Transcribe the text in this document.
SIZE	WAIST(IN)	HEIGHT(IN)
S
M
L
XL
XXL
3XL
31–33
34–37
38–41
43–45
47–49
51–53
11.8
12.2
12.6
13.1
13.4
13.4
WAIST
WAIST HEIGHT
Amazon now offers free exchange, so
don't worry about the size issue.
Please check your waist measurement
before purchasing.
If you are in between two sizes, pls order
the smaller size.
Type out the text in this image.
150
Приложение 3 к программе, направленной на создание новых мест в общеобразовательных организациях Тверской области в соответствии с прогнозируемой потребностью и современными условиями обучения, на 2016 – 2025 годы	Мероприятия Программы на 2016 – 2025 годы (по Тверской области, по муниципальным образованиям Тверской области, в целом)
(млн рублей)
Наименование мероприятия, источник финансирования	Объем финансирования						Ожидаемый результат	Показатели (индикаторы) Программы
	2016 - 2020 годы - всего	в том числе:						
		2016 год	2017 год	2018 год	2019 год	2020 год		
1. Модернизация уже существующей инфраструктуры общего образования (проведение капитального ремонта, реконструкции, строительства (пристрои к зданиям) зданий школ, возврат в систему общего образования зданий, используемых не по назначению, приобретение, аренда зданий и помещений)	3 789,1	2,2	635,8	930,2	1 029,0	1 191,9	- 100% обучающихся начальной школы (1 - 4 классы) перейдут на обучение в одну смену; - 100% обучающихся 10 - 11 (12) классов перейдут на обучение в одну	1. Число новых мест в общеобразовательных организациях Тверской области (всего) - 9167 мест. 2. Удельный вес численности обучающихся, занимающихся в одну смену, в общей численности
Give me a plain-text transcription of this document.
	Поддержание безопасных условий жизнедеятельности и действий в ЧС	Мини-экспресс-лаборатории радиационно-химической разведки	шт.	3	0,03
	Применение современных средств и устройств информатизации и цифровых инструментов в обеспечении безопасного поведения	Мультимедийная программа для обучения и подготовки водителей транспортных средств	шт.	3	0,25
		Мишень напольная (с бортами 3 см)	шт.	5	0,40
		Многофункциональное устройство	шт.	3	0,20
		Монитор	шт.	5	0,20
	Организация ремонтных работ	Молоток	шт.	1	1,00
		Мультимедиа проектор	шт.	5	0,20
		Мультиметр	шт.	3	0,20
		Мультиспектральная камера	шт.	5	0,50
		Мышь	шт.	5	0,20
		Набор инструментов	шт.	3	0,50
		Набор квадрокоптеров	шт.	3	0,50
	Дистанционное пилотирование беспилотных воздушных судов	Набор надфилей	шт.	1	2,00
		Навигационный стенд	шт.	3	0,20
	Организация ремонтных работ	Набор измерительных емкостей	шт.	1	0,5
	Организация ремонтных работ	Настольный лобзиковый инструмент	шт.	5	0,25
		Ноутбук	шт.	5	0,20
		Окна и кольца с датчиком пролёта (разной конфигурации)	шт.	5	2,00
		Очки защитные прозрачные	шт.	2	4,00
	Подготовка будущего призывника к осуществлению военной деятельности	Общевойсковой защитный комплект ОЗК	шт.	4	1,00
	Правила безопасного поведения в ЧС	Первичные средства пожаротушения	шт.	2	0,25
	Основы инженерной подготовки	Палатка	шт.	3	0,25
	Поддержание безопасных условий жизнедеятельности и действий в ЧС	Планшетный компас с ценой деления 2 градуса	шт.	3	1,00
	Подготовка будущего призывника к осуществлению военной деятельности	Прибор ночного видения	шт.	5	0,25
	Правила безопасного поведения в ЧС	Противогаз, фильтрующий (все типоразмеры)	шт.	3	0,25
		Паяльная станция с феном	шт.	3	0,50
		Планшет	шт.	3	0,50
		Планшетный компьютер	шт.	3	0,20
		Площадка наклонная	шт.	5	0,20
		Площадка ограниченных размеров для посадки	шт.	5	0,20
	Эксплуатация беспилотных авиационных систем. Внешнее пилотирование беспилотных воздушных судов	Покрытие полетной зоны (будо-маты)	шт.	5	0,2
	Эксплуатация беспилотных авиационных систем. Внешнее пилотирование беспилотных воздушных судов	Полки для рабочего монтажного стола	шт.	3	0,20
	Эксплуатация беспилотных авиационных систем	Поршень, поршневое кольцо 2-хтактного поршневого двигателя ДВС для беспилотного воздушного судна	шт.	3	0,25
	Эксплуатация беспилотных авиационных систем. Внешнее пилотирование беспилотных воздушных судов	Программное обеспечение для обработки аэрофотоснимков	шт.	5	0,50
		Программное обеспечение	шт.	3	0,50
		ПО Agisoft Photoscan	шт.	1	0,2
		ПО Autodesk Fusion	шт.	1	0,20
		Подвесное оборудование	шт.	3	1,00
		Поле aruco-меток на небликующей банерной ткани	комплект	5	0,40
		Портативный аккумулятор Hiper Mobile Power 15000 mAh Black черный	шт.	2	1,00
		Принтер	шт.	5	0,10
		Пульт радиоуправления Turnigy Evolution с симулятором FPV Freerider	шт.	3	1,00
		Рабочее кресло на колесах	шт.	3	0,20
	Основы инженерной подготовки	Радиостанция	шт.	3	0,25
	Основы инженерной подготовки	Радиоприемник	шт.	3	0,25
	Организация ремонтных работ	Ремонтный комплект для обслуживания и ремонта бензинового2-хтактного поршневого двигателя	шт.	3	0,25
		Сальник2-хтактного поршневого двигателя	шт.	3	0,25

-.-.-

Set down the entries verbatim, leaving none out.

Transcribe the text in this document.
SIZE	WAIST(IN)	HEIGHT(IN)
S
M
L
XL
XXL
3XL
31–33
34–37
38–41
43–45
47–49
51–53
11.8
12.2
12.6
13.1
13.4
13.4
WAIST
WAIST HEIGHT
Amazon now offers free exchange, so
don't worry about the size issue.
Please check your waist measurement
before purchasing.
If you are in between two sizes, pls order
the smaller size.
Type out the text in this image.
150
Приложение 3 к программе, направленной на создание новых мест в общеобразовательных организациях Тверской области в соответствии с прогнозируемой потребностью и современными условиями обучения, на 2016 – 2025 годы	Мероприятия Программы на 2016 – 2025 годы (по Тверской области, по муниципальным образованиям Тверской области, в целом)
(млн рублей)
Наименование мероприятия, источник финансирования	Объем финансирования						Ожидаемый результат	Показатели (индикаторы) Программы
	2016 - 2020 годы - всего	в том числе:						
		2016 год	2017 год	2018 год	2019 год	2020 год		
1. Модернизация уже существующей инфраструктуры общего образования (проведение капитального ремонта, реконструкции, строительства (пристрои к зданиям) зданий школ, возврат в систему общего образования зданий, используемых не по назначению, приобретение, аренда зданий и помещений)	3 789,1	2,2	635,8	930,2	1 029,0	1 191,9	- 100% обучающихся начальной школы (1 - 4 классы) перейдут на обучение в одну смену; - 100% обучающихся 10 - 11 (12) классов перейдут на обучение в одну	1. Число новых мест в общеобразовательных организациях Тверской области (всего) - 9167 мест. 2. Удельный вес численности обучающихся, занимающихся в одну смену, в общей численности
Give me a plain-text transcription of this document.
	Поддержание безопасных условий жизнедеятельности и действий в ЧС	Мини-экспресс-лаборатории радиационно-химической разведки	шт.	3	0,03
	Применение современных средств и устройств информатизации и цифровых инструментов в обеспечении безопасного поведения	Мультимедийная программа для обучения и подготовки водителей транспортных средств	шт.	3	0,25
		Мишень напольная (с бортами 3 см)	шт.	5	0,40
		Многофункциональное устройство	шт.	3	0,20
		Монитор	шт.	5	0,20
	Организация ремонтных работ	Молоток	шт.	1	1,00
		Мультимедиа проектор	шт.	5	0,20
		Мультиметр	шт.	3	0,20
		Мультиспектральная камера	шт.	5	0,50
		Мышь	шт.	5	0,20
		Набор инструментов	шт.	3	0,50
		Набор квадрокоптеров	шт.	3	0,50
	Дистанционное пилотирование беспилотных воздушных судов	Набор надфилей	шт.	1	2,00
		Навигационный стенд	шт.	3	0,20
	Организация ремонтных работ	Набор измерительных емкостей	шт.	1	0,5
	Организация ремонтных работ	Настольный лобзиковый инструмент	шт.	5	0,25
		Ноутбук	шт.	5	0,20
		Окна и кольца с датчиком пролёта (разной конфигурации)	шт.	5	2,00
		Очки защитные прозрачные	шт.	2	4,00
	Подготовка будущего призывника к осуществлению военной деятельности	Общевойсковой защитный комплект ОЗК	шт.	4	1,00
	Правила безопасного поведения в ЧС	Первичные средства пожаротушения	шт.	2	0,25
	Основы инженерной подготовки	Палатка	шт.	3	0,25
	Поддержание безопасных условий жизнедеятельности и действий в ЧС	Планшетный компас с ценой деления 2 градуса	шт.	3	1,00
	Подготовка будущего призывника к осуществлению военной деятельности	Прибор ночного видения	шт.	5	0,25
	Правила безопасного поведения в ЧС	Противогаз, фильтрующий (все типоразмеры)	шт.	3	0,25
		Паяльная станция с феном	шт.	3	0,50
		Планшет	шт.	3	0,50
		Планшетный компьютер	шт.	3	0,20
		Площадка наклонная	шт.	5	0,20
		Площадка ограниченных размеров для посадки	шт.	5	0,20
	Эксплуатация беспилотных авиационных систем. Внешнее пилотирование беспилотных воздушных судов	Покрытие полетной зоны (будо-маты)	шт.	5	0,2
	Эксплуатация беспилотных авиационных систем. Внешнее пилотирование беспилотных воздушных судов	Полки для рабочего монтажного стола	шт.	3	0,20
	Эксплуатация беспилотных авиационных систем	Поршень, поршневое кольцо 2-хтактного поршневого двигателя ДВС для беспилотного воздушного судна	шт.	3	0,25
	Эксплуатация беспилотных авиационных систем. Внешнее пилотирование беспилотных воздушных судов	Программное обеспечение для обработки аэрофотоснимков	шт.	5	0,50
		Программное обеспечение	шт.	3	0,50
		ПО Agisoft Photoscan	шт.	1	0,2
		ПО Autodesk Fusion	шт.	1	0,20
		Подвесное оборудование	шт.	3	1,00
		Поле aruco-меток на небликующей банерной ткани	комплект	5	0,40
		Портативный аккумулятор Hiper Mobile Power 15000 mAh Black черный	шт.	2	1,00
		Принтер	шт.	5	0,10
		Пульт радиоуправления Turnigy Evolution с симулятором FPV Freerider	шт.	3	1,00
		Рабочее кресло на колесах	шт.	3	0,20
	Основы инженерной подготовки	Радиостанция	шт.	3	0,25
	Основы инженерной подготовки	Радиоприемник	шт.	3	0,25
	Организация ремонтных работ	Ремонтный комплект для обслуживания и ремонта бензинового2-хтактного поршневого двигателя	шт.	3	0,25
		Сальник2-хтактного поршневого двигателя	шт.	3	0,25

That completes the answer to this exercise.